Exercise: Lines from the one containing "Output a JSON" through the last line of the data are to be repeated word for word, both ends included.

##############################

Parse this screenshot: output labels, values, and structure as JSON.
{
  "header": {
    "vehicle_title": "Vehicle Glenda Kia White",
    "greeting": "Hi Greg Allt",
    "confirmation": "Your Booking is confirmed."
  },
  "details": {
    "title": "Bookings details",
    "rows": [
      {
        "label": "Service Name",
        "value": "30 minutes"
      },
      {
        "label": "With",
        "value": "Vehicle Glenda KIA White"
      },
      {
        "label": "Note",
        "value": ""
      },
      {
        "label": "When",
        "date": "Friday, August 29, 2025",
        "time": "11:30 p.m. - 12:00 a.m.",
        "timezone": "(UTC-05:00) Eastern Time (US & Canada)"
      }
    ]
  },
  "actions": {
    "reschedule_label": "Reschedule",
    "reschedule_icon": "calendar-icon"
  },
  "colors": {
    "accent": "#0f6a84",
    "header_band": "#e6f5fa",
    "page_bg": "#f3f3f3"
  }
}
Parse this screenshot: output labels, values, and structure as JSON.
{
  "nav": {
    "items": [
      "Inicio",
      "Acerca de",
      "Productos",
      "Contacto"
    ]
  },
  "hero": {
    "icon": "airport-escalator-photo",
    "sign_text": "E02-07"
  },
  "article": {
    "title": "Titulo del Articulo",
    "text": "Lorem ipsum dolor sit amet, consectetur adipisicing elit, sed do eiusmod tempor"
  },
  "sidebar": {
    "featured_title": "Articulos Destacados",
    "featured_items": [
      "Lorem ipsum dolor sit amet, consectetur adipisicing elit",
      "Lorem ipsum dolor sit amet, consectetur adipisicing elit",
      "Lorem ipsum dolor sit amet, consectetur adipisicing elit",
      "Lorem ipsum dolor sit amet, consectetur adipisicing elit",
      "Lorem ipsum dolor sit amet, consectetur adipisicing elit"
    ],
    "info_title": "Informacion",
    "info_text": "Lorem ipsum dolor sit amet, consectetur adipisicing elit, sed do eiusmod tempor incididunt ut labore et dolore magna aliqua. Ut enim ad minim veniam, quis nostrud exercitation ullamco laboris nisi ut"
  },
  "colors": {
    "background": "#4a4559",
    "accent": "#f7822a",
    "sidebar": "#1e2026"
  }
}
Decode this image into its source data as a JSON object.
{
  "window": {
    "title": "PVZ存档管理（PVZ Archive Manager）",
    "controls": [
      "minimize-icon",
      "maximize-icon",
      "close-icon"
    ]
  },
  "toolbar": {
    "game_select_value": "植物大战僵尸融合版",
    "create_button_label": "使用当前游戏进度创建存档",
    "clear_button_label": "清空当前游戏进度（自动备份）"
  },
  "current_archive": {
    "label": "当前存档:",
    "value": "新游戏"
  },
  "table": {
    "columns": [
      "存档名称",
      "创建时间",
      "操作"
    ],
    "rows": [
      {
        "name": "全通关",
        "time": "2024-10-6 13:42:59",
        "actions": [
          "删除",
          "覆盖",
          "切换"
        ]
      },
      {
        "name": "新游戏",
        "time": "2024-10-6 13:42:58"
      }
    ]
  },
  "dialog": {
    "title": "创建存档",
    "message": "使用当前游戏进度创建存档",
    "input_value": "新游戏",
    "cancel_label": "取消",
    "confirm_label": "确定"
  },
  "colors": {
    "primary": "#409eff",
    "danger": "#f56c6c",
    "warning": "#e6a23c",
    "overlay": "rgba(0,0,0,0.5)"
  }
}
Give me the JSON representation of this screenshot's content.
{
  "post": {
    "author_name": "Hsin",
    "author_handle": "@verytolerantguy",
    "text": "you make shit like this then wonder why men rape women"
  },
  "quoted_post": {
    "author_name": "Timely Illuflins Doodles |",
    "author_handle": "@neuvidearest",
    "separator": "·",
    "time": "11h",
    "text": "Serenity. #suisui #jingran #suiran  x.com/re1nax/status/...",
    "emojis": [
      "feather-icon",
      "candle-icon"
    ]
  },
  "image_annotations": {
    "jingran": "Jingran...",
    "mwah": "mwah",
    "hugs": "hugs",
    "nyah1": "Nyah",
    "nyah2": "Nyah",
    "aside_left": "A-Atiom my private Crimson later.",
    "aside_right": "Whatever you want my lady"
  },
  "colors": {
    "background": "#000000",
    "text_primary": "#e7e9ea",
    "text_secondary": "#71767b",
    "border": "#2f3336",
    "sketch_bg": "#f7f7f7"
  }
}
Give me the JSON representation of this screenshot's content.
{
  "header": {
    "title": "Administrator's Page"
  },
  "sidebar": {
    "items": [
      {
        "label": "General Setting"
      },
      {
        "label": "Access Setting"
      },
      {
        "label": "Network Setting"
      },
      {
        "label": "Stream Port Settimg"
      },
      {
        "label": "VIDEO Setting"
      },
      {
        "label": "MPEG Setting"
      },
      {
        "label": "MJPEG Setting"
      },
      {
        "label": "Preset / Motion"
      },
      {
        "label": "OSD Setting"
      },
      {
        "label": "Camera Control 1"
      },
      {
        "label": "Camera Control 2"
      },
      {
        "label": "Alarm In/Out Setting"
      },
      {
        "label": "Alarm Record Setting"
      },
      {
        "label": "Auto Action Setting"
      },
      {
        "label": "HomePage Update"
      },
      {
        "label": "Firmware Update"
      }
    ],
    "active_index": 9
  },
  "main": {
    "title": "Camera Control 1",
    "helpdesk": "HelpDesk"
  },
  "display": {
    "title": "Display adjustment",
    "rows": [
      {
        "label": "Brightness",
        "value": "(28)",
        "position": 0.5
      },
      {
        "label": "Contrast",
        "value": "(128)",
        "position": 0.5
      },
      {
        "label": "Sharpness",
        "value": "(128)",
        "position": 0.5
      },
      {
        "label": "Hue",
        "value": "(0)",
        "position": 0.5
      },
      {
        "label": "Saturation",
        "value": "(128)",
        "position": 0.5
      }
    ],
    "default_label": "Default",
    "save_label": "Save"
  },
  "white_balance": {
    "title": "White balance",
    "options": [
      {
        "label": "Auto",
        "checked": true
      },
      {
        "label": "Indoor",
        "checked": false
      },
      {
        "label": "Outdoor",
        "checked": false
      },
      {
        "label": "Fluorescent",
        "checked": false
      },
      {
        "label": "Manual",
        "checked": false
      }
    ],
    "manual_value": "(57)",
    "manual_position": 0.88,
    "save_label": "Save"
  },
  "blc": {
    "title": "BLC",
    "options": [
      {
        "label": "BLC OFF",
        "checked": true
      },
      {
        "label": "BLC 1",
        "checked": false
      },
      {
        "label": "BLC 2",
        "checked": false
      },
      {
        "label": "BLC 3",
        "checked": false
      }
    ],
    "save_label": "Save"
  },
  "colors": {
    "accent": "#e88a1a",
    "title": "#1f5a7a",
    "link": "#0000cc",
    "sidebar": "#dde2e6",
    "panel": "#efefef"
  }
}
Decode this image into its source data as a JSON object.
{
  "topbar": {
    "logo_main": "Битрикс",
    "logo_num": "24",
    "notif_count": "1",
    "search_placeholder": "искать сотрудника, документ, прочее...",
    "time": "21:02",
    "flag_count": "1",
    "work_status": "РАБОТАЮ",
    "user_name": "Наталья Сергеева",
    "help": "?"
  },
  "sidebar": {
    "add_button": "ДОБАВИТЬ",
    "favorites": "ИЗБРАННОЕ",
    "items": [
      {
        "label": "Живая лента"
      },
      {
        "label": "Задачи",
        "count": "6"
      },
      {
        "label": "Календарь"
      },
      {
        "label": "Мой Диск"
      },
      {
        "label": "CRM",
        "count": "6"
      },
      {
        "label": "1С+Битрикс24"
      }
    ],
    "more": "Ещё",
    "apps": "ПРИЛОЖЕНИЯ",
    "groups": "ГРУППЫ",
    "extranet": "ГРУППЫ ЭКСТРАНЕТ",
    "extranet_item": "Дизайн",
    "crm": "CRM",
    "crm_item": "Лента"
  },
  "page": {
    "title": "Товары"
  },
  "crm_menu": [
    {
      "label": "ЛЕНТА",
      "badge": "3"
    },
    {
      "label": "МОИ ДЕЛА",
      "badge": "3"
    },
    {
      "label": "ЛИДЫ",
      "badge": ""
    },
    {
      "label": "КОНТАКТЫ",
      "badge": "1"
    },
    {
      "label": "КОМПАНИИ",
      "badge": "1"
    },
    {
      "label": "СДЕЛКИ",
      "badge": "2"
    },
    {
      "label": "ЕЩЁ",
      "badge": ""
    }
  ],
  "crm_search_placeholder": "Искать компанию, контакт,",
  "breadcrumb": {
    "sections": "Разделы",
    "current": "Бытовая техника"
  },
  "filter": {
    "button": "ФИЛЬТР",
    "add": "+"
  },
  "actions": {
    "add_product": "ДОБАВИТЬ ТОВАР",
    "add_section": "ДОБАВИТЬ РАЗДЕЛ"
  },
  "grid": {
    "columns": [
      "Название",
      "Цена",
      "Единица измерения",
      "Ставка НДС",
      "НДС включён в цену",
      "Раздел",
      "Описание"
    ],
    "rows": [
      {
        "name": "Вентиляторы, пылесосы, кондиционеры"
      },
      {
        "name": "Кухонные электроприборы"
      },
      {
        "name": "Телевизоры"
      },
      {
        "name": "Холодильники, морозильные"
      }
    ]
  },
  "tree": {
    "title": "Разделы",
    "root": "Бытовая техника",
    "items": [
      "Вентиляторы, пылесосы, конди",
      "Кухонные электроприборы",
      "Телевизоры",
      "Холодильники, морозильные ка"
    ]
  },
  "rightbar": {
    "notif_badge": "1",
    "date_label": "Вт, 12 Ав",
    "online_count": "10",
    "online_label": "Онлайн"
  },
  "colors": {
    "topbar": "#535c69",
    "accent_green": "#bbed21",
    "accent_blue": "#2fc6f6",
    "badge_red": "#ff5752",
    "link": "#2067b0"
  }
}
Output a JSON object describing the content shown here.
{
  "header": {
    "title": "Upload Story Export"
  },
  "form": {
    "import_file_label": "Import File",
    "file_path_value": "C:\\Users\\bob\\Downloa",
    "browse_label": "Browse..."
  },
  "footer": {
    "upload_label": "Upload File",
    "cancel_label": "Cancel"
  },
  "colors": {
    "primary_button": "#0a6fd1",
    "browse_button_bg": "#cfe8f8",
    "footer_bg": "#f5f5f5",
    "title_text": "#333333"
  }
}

##############################

Result of this exercise:
Output a JSON object describing the content shown here.
{
  "header": {
    "title": "Upload Story Export"
  },
  "form": {
    "import_file_label": "Import File",
    "file_path_value": "C:\\Users\\bob\\Downloa",
    "browse_label": "Browse..."
  },
  "footer": {
    "upload_label": "Upload File",
    "cancel_label": "Cancel"
  },
  "colors": {
    "primary_button": "#0a6fd1",
    "browse_button_bg": "#cfe8f8",
    "footer_bg": "#f5f5f5",
    "title_text": "#333333"
  }
}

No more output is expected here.